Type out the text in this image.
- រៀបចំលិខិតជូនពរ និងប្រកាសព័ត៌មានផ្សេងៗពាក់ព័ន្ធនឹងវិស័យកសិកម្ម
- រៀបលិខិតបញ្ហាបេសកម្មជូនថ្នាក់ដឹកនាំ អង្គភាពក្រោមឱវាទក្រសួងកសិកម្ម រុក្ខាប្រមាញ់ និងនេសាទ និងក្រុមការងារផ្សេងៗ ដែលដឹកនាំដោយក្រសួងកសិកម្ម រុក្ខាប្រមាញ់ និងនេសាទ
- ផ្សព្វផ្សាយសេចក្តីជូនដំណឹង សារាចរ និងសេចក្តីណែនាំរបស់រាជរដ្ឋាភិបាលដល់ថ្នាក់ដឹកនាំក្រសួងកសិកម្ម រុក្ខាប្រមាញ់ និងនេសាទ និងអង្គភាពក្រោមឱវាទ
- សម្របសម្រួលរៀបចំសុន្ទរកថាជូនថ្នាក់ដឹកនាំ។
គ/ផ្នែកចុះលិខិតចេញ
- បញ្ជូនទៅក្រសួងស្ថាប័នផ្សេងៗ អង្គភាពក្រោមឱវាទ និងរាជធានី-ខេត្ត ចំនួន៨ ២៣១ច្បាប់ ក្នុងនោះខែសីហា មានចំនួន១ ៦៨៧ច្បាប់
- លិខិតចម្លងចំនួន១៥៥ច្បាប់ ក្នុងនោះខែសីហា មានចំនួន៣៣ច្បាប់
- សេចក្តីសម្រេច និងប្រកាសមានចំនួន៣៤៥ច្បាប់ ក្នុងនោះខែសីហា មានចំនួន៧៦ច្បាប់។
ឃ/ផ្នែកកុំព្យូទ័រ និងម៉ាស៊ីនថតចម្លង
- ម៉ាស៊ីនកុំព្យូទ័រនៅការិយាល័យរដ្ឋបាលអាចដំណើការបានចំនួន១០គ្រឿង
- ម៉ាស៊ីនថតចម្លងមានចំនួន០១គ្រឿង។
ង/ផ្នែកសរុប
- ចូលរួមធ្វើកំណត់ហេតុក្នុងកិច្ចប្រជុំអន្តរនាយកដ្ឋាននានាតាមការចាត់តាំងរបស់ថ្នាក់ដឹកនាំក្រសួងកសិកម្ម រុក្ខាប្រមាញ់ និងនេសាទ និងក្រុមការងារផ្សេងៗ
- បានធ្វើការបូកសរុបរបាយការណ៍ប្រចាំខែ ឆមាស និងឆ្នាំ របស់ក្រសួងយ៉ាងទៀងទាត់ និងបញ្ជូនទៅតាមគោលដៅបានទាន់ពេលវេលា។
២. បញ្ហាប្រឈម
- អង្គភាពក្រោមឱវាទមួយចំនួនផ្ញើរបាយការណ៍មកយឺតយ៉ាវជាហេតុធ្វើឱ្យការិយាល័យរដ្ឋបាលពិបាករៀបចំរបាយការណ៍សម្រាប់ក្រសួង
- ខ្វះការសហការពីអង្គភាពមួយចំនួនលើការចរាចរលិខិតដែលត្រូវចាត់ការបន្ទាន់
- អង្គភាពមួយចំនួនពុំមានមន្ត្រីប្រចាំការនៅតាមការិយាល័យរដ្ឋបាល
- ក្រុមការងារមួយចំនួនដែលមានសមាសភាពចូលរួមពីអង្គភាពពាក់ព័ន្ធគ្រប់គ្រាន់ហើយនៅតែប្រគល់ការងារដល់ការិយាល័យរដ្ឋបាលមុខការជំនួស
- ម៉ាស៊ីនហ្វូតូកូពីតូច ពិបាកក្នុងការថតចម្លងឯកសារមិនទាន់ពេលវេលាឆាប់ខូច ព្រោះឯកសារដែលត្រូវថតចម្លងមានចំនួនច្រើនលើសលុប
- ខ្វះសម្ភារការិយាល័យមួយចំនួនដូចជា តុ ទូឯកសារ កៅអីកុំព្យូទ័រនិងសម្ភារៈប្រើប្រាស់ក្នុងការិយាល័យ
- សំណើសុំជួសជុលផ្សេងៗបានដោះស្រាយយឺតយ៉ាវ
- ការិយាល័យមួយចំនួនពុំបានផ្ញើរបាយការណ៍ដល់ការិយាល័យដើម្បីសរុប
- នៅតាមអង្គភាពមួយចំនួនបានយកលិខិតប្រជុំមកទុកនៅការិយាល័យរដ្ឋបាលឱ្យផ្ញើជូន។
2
━━━━━━━━━━━━━━━━━━━━━━━━━━━━━━
**Task goal**
Output each record exactly, leaving nothing out.

**Written answer**
Type out the text in this image.
- រៀបចំលិខិតជូនពរ និងប្រកាសព័ត៌មានផ្សេងៗពាក់ព័ន្ធនឹងវិស័យកសិកម្ម
- រៀបលិខិតបញ្ហាបេសកម្មជូនថ្នាក់ដឹកនាំ អង្គភាពក្រោមឱវាទក្រសួងកសិកម្ម រុក្ខាប្រមាញ់ និងនេសាទ និងក្រុមការងារផ្សេងៗ ដែលដឹកនាំដោយក្រសួងកសិកម្ម រុក្ខាប្រមាញ់ និងនេសាទ
- ផ្សព្វផ្សាយសេចក្តីជូនដំណឹង សារាចរ និងសេចក្តីណែនាំរបស់រាជរដ្ឋាភិបាលដល់ថ្នាក់ដឹកនាំក្រសួងកសិកម្ម រុក្ខាប្រមាញ់ និងនេសាទ និងអង្គភាពក្រោមឱវាទ
- សម្របសម្រួលរៀបចំសុន្ទរកថាជូនថ្នាក់ដឹកនាំ។
គ/ផ្នែកចុះលិខិតចេញ
- បញ្ជូនទៅក្រសួងស្ថាប័នផ្សេងៗ អង្គភាពក្រោមឱវាទ និងរាជធានី-ខេត្ត ចំនួន៨ ២៣១ច្បាប់ ក្នុងនោះខែសីហា មានចំនួន១ ៦៨៧ច្បាប់
- លិខិតចម្លងចំនួន១៥៥ច្បាប់ ក្នុងនោះខែសីហា មានចំនួន៣៣ច្បាប់
- សេចក្តីសម្រេច និងប្រកាសមានចំនួន៣៤៥ច្បាប់ ក្នុងនោះខែសីហា មានចំនួន៧៦ច្បាប់។
ឃ/ផ្នែកកុំព្យូទ័រ និងម៉ាស៊ីនថតចម្លង
- ម៉ាស៊ីនកុំព្យូទ័រនៅការិយាល័យរដ្ឋបាលអាចដំណើការបានចំនួន១០គ្រឿង
- ម៉ាស៊ីនថតចម្លងមានចំនួន០១គ្រឿង។
ង/ផ្នែកសរុប
- ចូលរួមធ្វើកំណត់ហេតុក្នុងកិច្ចប្រជុំអន្តរនាយកដ្ឋាននានាតាមការចាត់តាំងរបស់ថ្នាក់ដឹកនាំក្រសួងកសិកម្ម រុក្ខាប្រមាញ់ និងនេសាទ និងក្រុមការងារផ្សេងៗ
- បានធ្វើការបូកសរុបរបាយការណ៍ប្រចាំខែ ឆមាស និងឆ្នាំ របស់ក្រសួងយ៉ាងទៀងទាត់ និងបញ្ជូនទៅតាមគោលដៅបានទាន់ពេលវេលា។
២. បញ្ហាប្រឈម
- អង្គភាពក្រោមឱវាទមួយចំនួនផ្ញើរបាយការណ៍មកយឺតយ៉ាវជាហេតុធ្វើឱ្យការិយាល័យរដ្ឋបាលពិបាករៀបចំរបាយការណ៍សម្រាប់ក្រសួង
- ខ្វះការសហការពីអង្គភាពមួយចំនួនលើការចរាចរលិខិតដែលត្រូវចាត់ការបន្ទាន់
- អង្គភាពមួយចំនួនពុំមានមន្ត្រីប្រចាំការនៅតាមការិយាល័យរដ្ឋបាល
- ក្រុមការងារមួយចំនួនដែលមានសមាសភាពចូលរួមពីអង្គភាពពាក់ព័ន្ធគ្រប់គ្រាន់ហើយនៅតែប្រគល់ការងារដល់ការិយាល័យរដ្ឋបាលមុខការជំនួស
- ម៉ាស៊ីនហ្វូតូកូពីតូច ពិបាកក្នុងការថតចម្លងឯកសារមិនទាន់ពេលវេលាឆាប់ខូច ព្រោះឯកសារដែលត្រូវថតចម្លងមានចំនួនច្រើនលើសលុប
- ខ្វះសម្ភារការិយាល័យមួយចំនួនដូចជា តុ ទូឯកសារ កៅអីកុំព្យូទ័រនិងសម្ភារៈប្រើប្រាស់ក្នុងការិយាល័យ
- សំណើសុំជួសជុលផ្សេងៗបានដោះស្រាយយឺតយ៉ាវ
- ការិយាល័យមួយចំនួនពុំបានផ្ញើរបាយការណ៍ដល់ការិយាល័យដើម្បីសរុប
- នៅតាមអង្គភាពមួយចំនួនបានយកលិខិតប្រជុំមកទុកនៅការិយាល័យរដ្ឋបាលឱ្យផ្ញើជូន។
2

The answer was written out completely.